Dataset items

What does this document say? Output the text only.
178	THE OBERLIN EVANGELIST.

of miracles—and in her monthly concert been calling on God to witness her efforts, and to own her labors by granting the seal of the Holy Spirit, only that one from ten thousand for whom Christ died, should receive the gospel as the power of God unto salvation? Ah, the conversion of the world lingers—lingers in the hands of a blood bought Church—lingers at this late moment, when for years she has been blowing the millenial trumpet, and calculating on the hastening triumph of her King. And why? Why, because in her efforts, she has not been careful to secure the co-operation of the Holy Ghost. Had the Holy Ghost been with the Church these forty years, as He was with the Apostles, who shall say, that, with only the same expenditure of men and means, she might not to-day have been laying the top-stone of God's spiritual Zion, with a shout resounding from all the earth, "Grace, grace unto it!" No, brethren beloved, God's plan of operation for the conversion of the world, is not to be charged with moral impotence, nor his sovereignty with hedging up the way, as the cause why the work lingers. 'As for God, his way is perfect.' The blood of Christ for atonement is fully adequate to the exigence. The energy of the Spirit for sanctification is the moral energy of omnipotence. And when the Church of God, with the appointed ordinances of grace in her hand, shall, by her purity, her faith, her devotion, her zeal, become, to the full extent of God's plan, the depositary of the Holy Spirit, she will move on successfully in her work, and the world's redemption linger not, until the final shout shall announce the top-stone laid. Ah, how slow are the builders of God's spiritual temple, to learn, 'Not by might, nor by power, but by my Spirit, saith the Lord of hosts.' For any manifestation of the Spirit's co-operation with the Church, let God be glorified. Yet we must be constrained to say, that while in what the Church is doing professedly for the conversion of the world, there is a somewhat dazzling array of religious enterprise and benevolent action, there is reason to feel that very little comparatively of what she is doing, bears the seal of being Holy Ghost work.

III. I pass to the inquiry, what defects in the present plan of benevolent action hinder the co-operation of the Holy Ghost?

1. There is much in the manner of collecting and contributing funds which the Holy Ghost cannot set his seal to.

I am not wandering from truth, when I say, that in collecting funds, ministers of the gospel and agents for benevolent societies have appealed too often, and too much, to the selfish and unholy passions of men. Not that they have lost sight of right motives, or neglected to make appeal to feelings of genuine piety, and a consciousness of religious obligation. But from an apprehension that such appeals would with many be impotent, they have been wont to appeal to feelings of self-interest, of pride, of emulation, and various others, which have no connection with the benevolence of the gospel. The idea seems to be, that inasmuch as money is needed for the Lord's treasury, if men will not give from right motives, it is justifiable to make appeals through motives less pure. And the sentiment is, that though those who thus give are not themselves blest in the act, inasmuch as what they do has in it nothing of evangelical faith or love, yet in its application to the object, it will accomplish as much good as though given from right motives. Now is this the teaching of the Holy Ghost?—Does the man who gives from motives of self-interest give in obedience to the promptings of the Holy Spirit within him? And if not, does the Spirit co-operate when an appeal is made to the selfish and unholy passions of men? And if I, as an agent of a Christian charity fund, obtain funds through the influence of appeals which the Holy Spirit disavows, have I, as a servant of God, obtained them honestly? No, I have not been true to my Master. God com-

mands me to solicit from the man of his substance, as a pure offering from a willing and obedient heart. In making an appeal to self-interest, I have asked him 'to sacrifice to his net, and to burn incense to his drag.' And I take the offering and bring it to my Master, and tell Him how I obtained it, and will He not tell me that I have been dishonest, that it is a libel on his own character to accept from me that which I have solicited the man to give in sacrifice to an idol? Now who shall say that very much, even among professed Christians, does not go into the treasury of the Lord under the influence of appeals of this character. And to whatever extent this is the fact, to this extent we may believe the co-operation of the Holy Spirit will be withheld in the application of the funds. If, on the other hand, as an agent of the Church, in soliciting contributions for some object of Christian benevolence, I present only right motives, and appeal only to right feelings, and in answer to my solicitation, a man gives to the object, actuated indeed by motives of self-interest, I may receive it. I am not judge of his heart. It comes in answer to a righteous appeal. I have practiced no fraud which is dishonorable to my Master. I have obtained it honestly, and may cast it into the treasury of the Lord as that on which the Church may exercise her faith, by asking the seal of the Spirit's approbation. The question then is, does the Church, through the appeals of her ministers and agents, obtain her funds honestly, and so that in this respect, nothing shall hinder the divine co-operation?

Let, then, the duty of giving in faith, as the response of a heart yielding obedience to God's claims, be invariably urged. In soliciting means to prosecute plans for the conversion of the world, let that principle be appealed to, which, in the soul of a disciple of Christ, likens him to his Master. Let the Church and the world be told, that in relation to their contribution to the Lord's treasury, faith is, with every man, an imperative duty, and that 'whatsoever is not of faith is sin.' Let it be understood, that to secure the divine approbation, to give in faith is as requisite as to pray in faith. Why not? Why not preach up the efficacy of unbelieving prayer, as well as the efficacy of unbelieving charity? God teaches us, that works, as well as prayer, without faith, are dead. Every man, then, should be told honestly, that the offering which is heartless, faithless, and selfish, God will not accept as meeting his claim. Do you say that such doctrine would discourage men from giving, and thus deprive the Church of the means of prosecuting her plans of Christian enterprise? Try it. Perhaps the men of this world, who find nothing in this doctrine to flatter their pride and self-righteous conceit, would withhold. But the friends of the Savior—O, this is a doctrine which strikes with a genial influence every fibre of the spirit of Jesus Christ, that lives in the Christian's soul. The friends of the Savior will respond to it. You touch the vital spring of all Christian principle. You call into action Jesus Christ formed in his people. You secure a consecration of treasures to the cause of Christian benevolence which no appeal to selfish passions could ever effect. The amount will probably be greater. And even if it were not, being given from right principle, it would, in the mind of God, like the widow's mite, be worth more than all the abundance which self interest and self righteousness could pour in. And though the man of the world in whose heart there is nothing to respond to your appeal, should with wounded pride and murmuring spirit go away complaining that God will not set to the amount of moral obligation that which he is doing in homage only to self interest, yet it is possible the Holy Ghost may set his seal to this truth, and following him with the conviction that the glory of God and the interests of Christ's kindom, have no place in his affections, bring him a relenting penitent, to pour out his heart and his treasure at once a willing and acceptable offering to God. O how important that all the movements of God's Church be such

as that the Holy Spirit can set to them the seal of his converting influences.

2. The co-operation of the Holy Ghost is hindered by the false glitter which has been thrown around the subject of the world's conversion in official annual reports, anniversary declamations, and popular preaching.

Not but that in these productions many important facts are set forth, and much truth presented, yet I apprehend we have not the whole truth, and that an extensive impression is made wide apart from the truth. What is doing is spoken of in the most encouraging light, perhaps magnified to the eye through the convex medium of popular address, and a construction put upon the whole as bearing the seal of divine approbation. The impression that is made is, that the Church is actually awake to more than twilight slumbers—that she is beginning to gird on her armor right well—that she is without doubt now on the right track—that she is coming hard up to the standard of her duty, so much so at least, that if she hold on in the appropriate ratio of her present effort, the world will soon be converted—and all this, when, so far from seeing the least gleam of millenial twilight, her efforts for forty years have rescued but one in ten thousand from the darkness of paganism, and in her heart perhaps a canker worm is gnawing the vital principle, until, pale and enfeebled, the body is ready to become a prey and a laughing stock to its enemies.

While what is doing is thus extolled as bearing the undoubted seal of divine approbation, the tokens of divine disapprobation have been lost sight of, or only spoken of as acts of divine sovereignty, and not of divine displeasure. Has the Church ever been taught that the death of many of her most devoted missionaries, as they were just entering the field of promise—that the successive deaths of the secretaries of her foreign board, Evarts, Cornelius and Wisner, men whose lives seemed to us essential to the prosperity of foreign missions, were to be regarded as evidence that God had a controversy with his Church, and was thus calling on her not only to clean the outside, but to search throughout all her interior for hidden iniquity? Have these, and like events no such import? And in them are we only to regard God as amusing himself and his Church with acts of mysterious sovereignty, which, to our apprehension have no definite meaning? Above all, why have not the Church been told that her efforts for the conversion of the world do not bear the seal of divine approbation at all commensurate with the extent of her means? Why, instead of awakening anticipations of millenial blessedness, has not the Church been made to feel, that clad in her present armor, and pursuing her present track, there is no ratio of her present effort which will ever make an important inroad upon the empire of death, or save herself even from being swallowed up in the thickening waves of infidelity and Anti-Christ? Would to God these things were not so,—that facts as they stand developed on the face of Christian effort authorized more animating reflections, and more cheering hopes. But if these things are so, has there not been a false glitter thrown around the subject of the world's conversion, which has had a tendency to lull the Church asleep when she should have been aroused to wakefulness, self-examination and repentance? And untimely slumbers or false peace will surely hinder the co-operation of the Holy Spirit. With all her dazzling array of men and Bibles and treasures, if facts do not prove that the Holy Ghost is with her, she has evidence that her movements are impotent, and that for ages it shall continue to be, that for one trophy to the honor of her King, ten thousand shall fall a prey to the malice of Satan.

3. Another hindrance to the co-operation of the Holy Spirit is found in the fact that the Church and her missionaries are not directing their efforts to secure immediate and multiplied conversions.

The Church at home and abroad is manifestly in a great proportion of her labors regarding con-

**TO DO**
From the data above, pick out each line containing "popular" and copy it.

**THE RESULT**
2. The co-operation of the Holy Ghost is hindered by the false glitter which has been thrown around the subject of the world's conversion in official annual reports, anniversary declamations, and popular preaching.
Not but that in these productions many important facts are set forth, and much truth presented, yet I apprehend we have not the whole truth, and that an extensive impression is made wide apart from the truth. What is doing is spoken of in the most encouraging light, perhaps magnified to the eye through the convex medium of popular address, and a construction put upon the whole as bearing the seal of divine approbation. The impression that is made is, that the Church is actually awake to more than twilight slumbers—that she is beginning to gird on her armor right well—that she is without doubt now on the right track—that she is coming hard up to the standard of her duty, so much so at least, that if she hold on in the appropriate ratio of her present effort, the world will soon be converted—and all this, when, so far from seeing the least gleam of millenial twilight, her efforts for forty years have rescued but one in ten thousand from the darkness of paganism, and in her heart perhaps a canker worm is gnawing the vital principle, until, pale and enfeebled, the body is ready to become a prey and a laughing stock to its enemies.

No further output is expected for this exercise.